#### EXTRACTED MATERIAL
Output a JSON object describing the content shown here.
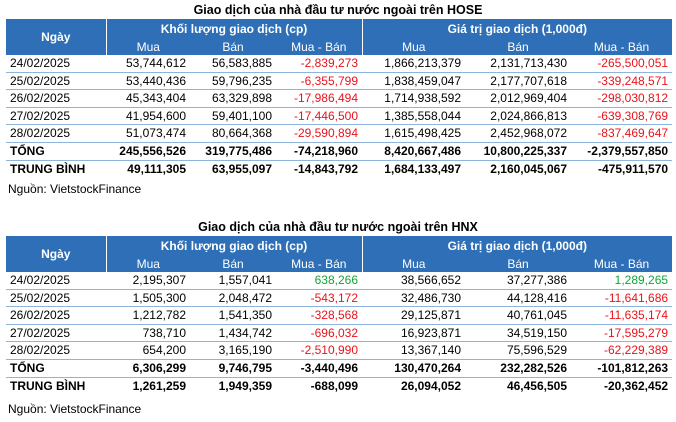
{
  "hose": {
    "title": "Giao dịch của nhà đầu tư nước ngoài trên HOSE",
    "col_date": "Ngày",
    "group_volume": "Khối lượng giao dịch (cp)",
    "group_value": "Giá trị giao dịch (1,000đ)",
    "sub": [
      "Mua",
      "Bán",
      "Mua - Bán",
      "Mua",
      "Bán",
      "Mua - Bán"
    ],
    "rows": [
      {
        "date": "24/02/2025",
        "vol_buy": "53,744,612",
        "vol_sell": "56,583,885",
        "vol_net": "-2,839,273",
        "val_buy": "1,866,213,379",
        "val_sell": "2,131,713,430",
        "val_net": "-265,500,051"
      },
      {
        "date": "25/02/2025",
        "vol_buy": "53,440,436",
        "vol_sell": "59,796,235",
        "vol_net": "-6,355,799",
        "val_buy": "1,838,459,047",
        "val_sell": "2,177,707,618",
        "val_net": "-339,248,571"
      },
      {
        "date": "26/02/2025",
        "vol_buy": "45,343,404",
        "vol_sell": "63,329,898",
        "vol_net": "-17,986,494",
        "val_buy": "1,714,938,592",
        "val_sell": "2,012,969,404",
        "val_net": "-298,030,812"
      },
      {
        "date": "27/02/2025",
        "vol_buy": "41,954,600",
        "vol_sell": "59,401,100",
        "vol_net": "-17,446,500",
        "val_buy": "1,385,558,044",
        "val_sell": "2,024,866,813",
        "val_net": "-639,308,769"
      },
      {
        "date": "28/02/2025",
        "vol_buy": "51,073,474",
        "vol_sell": "80,664,368",
        "vol_net": "-29,590,894",
        "val_buy": "1,615,498,425",
        "val_sell": "2,452,968,072",
        "val_net": "-837,469,647"
      }
    ],
    "total": {
      "label": "TỔNG",
      "vol_buy": "245,556,526",
      "vol_sell": "319,775,486",
      "vol_net": "-74,218,960",
      "val_buy": "8,420,667,486",
      "val_sell": "10,800,225,337",
      "val_net": "-2,379,557,850"
    },
    "avg": {
      "label": "TRUNG BÌNH",
      "vol_buy": "49,111,305",
      "vol_sell": "63,955,097",
      "vol_net": "-14,843,792",
      "val_buy": "1,684,133,497",
      "val_sell": "2,160,045,067",
      "val_net": "-475,911,570"
    },
    "source": "Nguồn: VietstockFinance"
  },
  "hnx": {
    "title": "Giao dịch của nhà đầu tư nước ngoài trên HNX",
    "col_date": "Ngày",
    "group_volume": "Khối lượng giao dịch (cp)",
    "group_value": "Giá trị giao dịch (1,000đ)",
    "sub": [
      "Mua",
      "Bán",
      "Mua - Bán",
      "Mua",
      "Bán",
      "Mua - Bán"
    ],
    "rows": [
      {
        "date": "24/02/2025",
        "vol_buy": "2,195,307",
        "vol_sell": "1,557,041",
        "vol_net": "638,266",
        "val_buy": "38,566,652",
        "val_sell": "37,277,386",
        "val_net": "1,289,265"
      },
      {
        "date": "25/02/2025",
        "vol_buy": "1,505,300",
        "vol_sell": "2,048,472",
        "vol_net": "-543,172",
        "val_buy": "32,486,730",
        "val_sell": "44,128,416",
        "val_net": "-11,641,686"
      },
      {
        "date": "26/02/2025",
        "vol_buy": "1,212,782",
        "vol_sell": "1,541,350",
        "vol_net": "-328,568",
        "val_buy": "29,125,871",
        "val_sell": "40,761,045",
        "val_net": "-11,635,174"
      },
      {
        "date": "27/02/2025",
        "vol_buy": "738,710",
        "vol_sell": "1,434,742",
        "vol_net": "-696,032",
        "val_buy": "16,923,871",
        "val_sell": "34,519,150",
        "val_net": "-17,595,279"
      },
      {
        "date": "28/02/2025",
        "vol_buy": "654,200",
        "vol_sell": "3,165,190",
        "vol_net": "-2,510,990",
        "val_buy": "13,367,140",
        "val_sell": "75,596,529",
        "val_net": "-62,229,389"
      }
    ],
    "total": {
      "label": "TỔNG",
      "vol_buy": "6,306,299",
      "vol_sell": "9,746,795",
      "vol_net": "-3,440,496",
      "val_buy": "130,470,264",
      "val_sell": "232,282,526",
      "val_net": "-101,812,263"
    },
    "avg": {
      "label": "TRUNG BÌNH",
      "vol_buy": "1,261,259",
      "vol_sell": "1,949,359",
      "vol_net": "-688,099",
      "val_buy": "26,094,052",
      "val_sell": "46,456,505",
      "val_net": "-20,362,452"
    },
    "source": "Nguồn: VietstockFinance"
  },
  "colors": {
    "header_bg": "#2e6fb7",
    "negative": "#e8141b",
    "positive": "#13a538",
    "row_rule": "#8fb4dc"
  }
}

#### GOAL
Ascertain the number of lines in the entries that include the word "title", and report only that number.

#### RIGHT ANSWER
2